START
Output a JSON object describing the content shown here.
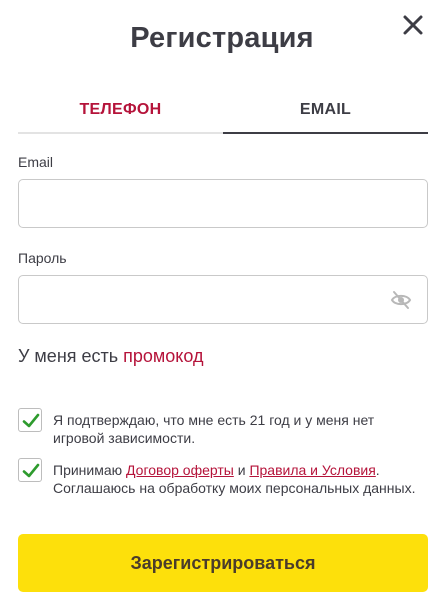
{
  "dialog": {
    "title": "Регистрация",
    "close_icon": "close-icon"
  },
  "tabs": [
    {
      "label": "ТЕЛЕФОН",
      "active": false
    },
    {
      "label": "EMAIL",
      "active": true
    }
  ],
  "form": {
    "email": {
      "label": "Email",
      "value": "",
      "placeholder": ""
    },
    "password": {
      "label": "Пароль",
      "value": "",
      "placeholder": "",
      "toggle_icon": "eye-slash-icon"
    }
  },
  "promo": {
    "prefix": "У меня есть ",
    "link": "промокод"
  },
  "consents": [
    {
      "checked": true,
      "text": "Я подтверждаю, что мне есть 21 год и у меня нет игровой зависимости."
    },
    {
      "checked": true,
      "text_before": "Принимаю ",
      "link1": "Договор оферты",
      "text_middle": " и ",
      "link2": "Правила и Условия",
      "text_after": ". Соглашаюсь на обработку моих персональных данных."
    }
  ],
  "submit_label": "Зарегистрироваться",
  "colors": {
    "accent": "#b5133a",
    "button": "#fde00b",
    "checkmark": "#2e9b2e",
    "text": "#3d3d45"
  }
}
END
→ STATED EXERCISE
Without the pictures, output the full listing exactly as it stands.

→ SOLUTION BELOW
Output a JSON object describing the content shown here.
{
  "dialog": {
    "title": "Регистрация",
    "close_icon": "close-icon"
  },
  "tabs": [
    {
      "label": "ТЕЛЕФОН",
      "active": false
    },
    {
      "label": "EMAIL",
      "active": true
    }
  ],
  "form": {
    "email": {
      "label": "Email",
      "value": "",
      "placeholder": ""
    },
    "password": {
      "label": "Пароль",
      "value": "",
      "placeholder": "",
      "toggle_icon": "eye-slash-icon"
    }
  },
  "promo": {
    "prefix": "У меня есть ",
    "link": "промокод"
  },
  "consents": [
    {
      "checked": true,
      "text": "Я подтверждаю, что мне есть 21 год и у меня нет игровой зависимости."
    },
    {
      "checked": true,
      "text_before": "Принимаю ",
      "link1": "Договор оферты",
      "text_middle": " и ",
      "link2": "Правила и Условия",
      "text_after": ". Соглашаюсь на обработку моих персональных данных."
    }
  ],
  "submit_label": "Зарегистрироваться",
  "colors": {
    "accent": "#b5133a",
    "button": "#fde00b",
    "checkmark": "#2e9b2e",
    "text": "#3d3d45"
  }
}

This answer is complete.